— Begin —

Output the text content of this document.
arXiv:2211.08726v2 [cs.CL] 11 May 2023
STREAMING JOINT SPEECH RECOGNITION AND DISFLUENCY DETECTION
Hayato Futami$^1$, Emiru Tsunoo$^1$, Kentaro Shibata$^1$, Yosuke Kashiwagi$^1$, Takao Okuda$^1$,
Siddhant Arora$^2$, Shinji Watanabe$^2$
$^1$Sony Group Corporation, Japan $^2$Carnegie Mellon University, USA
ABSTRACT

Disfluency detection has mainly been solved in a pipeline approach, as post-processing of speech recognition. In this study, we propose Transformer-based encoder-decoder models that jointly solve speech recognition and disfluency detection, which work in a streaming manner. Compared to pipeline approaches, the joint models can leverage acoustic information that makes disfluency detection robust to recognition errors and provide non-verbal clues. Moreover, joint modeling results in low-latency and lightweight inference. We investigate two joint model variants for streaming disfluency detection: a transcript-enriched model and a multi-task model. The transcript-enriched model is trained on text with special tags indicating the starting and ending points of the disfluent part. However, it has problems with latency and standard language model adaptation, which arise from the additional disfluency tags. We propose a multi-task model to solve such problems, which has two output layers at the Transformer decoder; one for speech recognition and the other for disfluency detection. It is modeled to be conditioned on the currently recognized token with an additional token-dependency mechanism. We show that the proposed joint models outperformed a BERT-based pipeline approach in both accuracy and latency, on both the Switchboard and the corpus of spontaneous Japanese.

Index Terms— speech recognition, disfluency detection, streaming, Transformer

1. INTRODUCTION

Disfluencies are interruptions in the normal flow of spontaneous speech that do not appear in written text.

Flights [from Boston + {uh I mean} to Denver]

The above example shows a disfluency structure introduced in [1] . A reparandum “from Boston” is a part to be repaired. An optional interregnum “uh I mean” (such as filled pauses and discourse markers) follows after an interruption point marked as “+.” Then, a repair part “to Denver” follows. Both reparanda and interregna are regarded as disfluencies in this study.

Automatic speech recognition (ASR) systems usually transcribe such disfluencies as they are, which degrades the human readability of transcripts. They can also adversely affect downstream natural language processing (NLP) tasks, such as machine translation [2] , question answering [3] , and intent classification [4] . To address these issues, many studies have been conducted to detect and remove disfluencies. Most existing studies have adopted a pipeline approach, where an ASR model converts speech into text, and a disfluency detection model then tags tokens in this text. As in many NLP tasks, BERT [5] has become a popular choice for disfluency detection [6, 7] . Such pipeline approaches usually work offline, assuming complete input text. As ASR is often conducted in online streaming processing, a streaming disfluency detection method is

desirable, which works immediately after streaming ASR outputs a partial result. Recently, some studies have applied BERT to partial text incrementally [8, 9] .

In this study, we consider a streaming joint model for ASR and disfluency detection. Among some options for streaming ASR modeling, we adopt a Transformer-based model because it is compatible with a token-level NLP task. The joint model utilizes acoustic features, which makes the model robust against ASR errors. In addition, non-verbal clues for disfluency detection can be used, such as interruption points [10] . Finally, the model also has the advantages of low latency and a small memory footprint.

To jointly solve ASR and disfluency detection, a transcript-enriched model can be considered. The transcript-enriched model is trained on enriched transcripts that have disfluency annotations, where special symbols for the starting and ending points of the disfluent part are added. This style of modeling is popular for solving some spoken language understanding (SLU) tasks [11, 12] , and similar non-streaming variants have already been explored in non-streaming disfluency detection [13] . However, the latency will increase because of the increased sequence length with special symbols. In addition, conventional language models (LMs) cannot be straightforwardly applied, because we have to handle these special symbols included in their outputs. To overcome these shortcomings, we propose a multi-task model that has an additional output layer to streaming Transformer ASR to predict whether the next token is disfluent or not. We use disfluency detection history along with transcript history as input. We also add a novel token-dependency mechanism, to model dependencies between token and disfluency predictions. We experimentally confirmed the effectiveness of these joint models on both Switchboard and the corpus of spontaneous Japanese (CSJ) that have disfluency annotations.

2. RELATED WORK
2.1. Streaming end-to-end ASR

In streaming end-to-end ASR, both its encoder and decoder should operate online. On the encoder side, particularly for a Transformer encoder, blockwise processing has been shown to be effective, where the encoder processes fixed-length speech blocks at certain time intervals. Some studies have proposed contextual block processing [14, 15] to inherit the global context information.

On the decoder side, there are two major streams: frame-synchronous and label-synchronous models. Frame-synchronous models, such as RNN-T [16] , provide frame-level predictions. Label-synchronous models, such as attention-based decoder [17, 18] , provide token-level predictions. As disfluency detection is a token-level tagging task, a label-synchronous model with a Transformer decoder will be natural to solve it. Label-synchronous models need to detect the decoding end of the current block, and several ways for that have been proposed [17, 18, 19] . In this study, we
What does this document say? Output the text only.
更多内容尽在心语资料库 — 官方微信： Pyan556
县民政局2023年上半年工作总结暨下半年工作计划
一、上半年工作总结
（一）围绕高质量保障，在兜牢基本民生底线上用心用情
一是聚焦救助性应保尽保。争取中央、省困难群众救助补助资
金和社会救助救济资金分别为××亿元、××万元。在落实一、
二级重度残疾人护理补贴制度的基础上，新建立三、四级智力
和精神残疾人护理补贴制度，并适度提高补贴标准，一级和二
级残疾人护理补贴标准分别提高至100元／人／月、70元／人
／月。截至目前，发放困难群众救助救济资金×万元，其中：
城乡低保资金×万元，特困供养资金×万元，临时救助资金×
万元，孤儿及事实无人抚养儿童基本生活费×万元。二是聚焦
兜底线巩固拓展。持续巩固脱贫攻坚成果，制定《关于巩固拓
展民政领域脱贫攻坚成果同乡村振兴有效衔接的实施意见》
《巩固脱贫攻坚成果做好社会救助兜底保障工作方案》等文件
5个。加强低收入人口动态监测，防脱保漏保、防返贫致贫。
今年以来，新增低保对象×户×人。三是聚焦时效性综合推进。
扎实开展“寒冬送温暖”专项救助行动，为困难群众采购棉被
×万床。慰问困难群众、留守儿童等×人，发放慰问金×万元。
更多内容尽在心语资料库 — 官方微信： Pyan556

— End —

SHORT PROBLEM
Give the listing above again, word for word.

RESPONSE
Output the text content of this document.
arXiv:2211.08726v2 [cs.CL] 11 May 2023
STREAMING JOINT SPEECH RECOGNITION AND DISFLUENCY DETECTION
Hayato Futami$^1$, Emiru Tsunoo$^1$, Kentaro Shibata$^1$, Yosuke Kashiwagi$^1$, Takao Okuda$^1$,
Siddhant Arora$^2$, Shinji Watanabe$^2$
$^1$Sony Group Corporation, Japan $^2$Carnegie Mellon University, USA
ABSTRACT

Disfluency detection has mainly been solved in a pipeline approach, as post-processing of speech recognition. In this study, we propose Transformer-based encoder-decoder models that jointly solve speech recognition and disfluency detection, which work in a streaming manner. Compared to pipeline approaches, the joint models can leverage acoustic information that makes disfluency detection robust to recognition errors and provide non-verbal clues. Moreover, joint modeling results in low-latency and lightweight inference. We investigate two joint model variants for streaming disfluency detection: a transcript-enriched model and a multi-task model. The transcript-enriched model is trained on text with special tags indicating the starting and ending points of the disfluent part. However, it has problems with latency and standard language model adaptation, which arise from the additional disfluency tags. We propose a multi-task model to solve such problems, which has two output layers at the Transformer decoder; one for speech recognition and the other for disfluency detection. It is modeled to be conditioned on the currently recognized token with an additional token-dependency mechanism. We show that the proposed joint models outperformed a BERT-based pipeline approach in both accuracy and latency, on both the Switchboard and the corpus of spontaneous Japanese.

Index Terms— speech recognition, disfluency detection, streaming, Transformer

1. INTRODUCTION

Disfluencies are interruptions in the normal flow of spontaneous speech that do not appear in written text.

Flights [from Boston + {uh I mean} to Denver]

The above example shows a disfluency structure introduced in [1] . A reparandum “from Boston” is a part to be repaired. An optional interregnum “uh I mean” (such as filled pauses and discourse markers) follows after an interruption point marked as “+.” Then, a repair part “to Denver” follows. Both reparanda and interregna are regarded as disfluencies in this study.

Automatic speech recognition (ASR) systems usually transcribe such disfluencies as they are, which degrades the human readability of transcripts. They can also adversely affect downstream natural language processing (NLP) tasks, such as machine translation [2] , question answering [3] , and intent classification [4] . To address these issues, many studies have been conducted to detect and remove disfluencies. Most existing studies have adopted a pipeline approach, where an ASR model converts speech into text, and a disfluency detection model then tags tokens in this text. As in many NLP tasks, BERT [5] has become a popular choice for disfluency detection [6, 7] . Such pipeline approaches usually work offline, assuming complete input text. As ASR is often conducted in online streaming processing, a streaming disfluency detection method is

desirable, which works immediately after streaming ASR outputs a partial result. Recently, some studies have applied BERT to partial text incrementally [8, 9] .

In this study, we consider a streaming joint model for ASR and disfluency detection. Among some options for streaming ASR modeling, we adopt a Transformer-based model because it is compatible with a token-level NLP task. The joint model utilizes acoustic features, which makes the model robust against ASR errors. In addition, non-verbal clues for disfluency detection can be used, such as interruption points [10] . Finally, the model also has the advantages of low latency and a small memory footprint.

To jointly solve ASR and disfluency detection, a transcript-enriched model can be considered. The transcript-enriched model is trained on enriched transcripts that have disfluency annotations, where special symbols for the starting and ending points of the disfluent part are added. This style of modeling is popular for solving some spoken language understanding (SLU) tasks [11, 12] , and similar non-streaming variants have already been explored in non-streaming disfluency detection [13] . However, the latency will increase because of the increased sequence length with special symbols. In addition, conventional language models (LMs) cannot be straightforwardly applied, because we have to handle these special symbols included in their outputs. To overcome these shortcomings, we propose a multi-task model that has an additional output layer to streaming Transformer ASR to predict whether the next token is disfluent or not. We use disfluency detection history along with transcript history as input. We also add a novel token-dependency mechanism, to model dependencies between token and disfluency predictions. We experimentally confirmed the effectiveness of these joint models on both Switchboard and the corpus of spontaneous Japanese (CSJ) that have disfluency annotations.

2. RELATED WORK
2.1. Streaming end-to-end ASR

In streaming end-to-end ASR, both its encoder and decoder should operate online. On the encoder side, particularly for a Transformer encoder, blockwise processing has been shown to be effective, where the encoder processes fixed-length speech blocks at certain time intervals. Some studies have proposed contextual block processing [14, 15] to inherit the global context information.

On the decoder side, there are two major streams: frame-synchronous and label-synchronous models. Frame-synchronous models, such as RNN-T [16] , provide frame-level predictions. Label-synchronous models, such as attention-based decoder [17, 18] , provide token-level predictions. As disfluency detection is a token-level tagging task, a label-synchronous model with a Transformer decoder will be natural to solve it. Label-synchronous models need to detect the decoding end of the current block, and several ways for that have been proposed [17, 18, 19] . In this study, we
What does this document say? Output the text only.
更多内容尽在心语资料库 — 官方微信： Pyan556
县民政局2023年上半年工作总结暨下半年工作计划
一、上半年工作总结
（一）围绕高质量保障，在兜牢基本民生底线上用心用情
一是聚焦救助性应保尽保。争取中央、省困难群众救助补助资
金和社会救助救济资金分别为××亿元、××万元。在落实一、
二级重度残疾人护理补贴制度的基础上，新建立三、四级智力
和精神残疾人护理补贴制度，并适度提高补贴标准，一级和二
级残疾人护理补贴标准分别提高至100元／人／月、70元／人
／月。截至目前，发放困难群众救助救济资金×万元，其中：
城乡低保资金×万元，特困供养资金×万元，临时救助资金×
万元，孤儿及事实无人抚养儿童基本生活费×万元。二是聚焦
兜底线巩固拓展。持续巩固脱贫攻坚成果，制定《关于巩固拓
展民政领域脱贫攻坚成果同乡村振兴有效衔接的实施意见》
《巩固脱贫攻坚成果做好社会救助兜底保障工作方案》等文件
5个。加强低收入人口动态监测，防脱保漏保、防返贫致贫。
今年以来，新增低保对象×户×人。三是聚焦时效性综合推进。
扎实开展“寒冬送温暖”专项救助行动，为困难群众采购棉被
×万床。慰问困难群众、留守儿童等×人，发放慰问金×万元。
更多内容尽在心语资料库 — 官方微信： Pyan556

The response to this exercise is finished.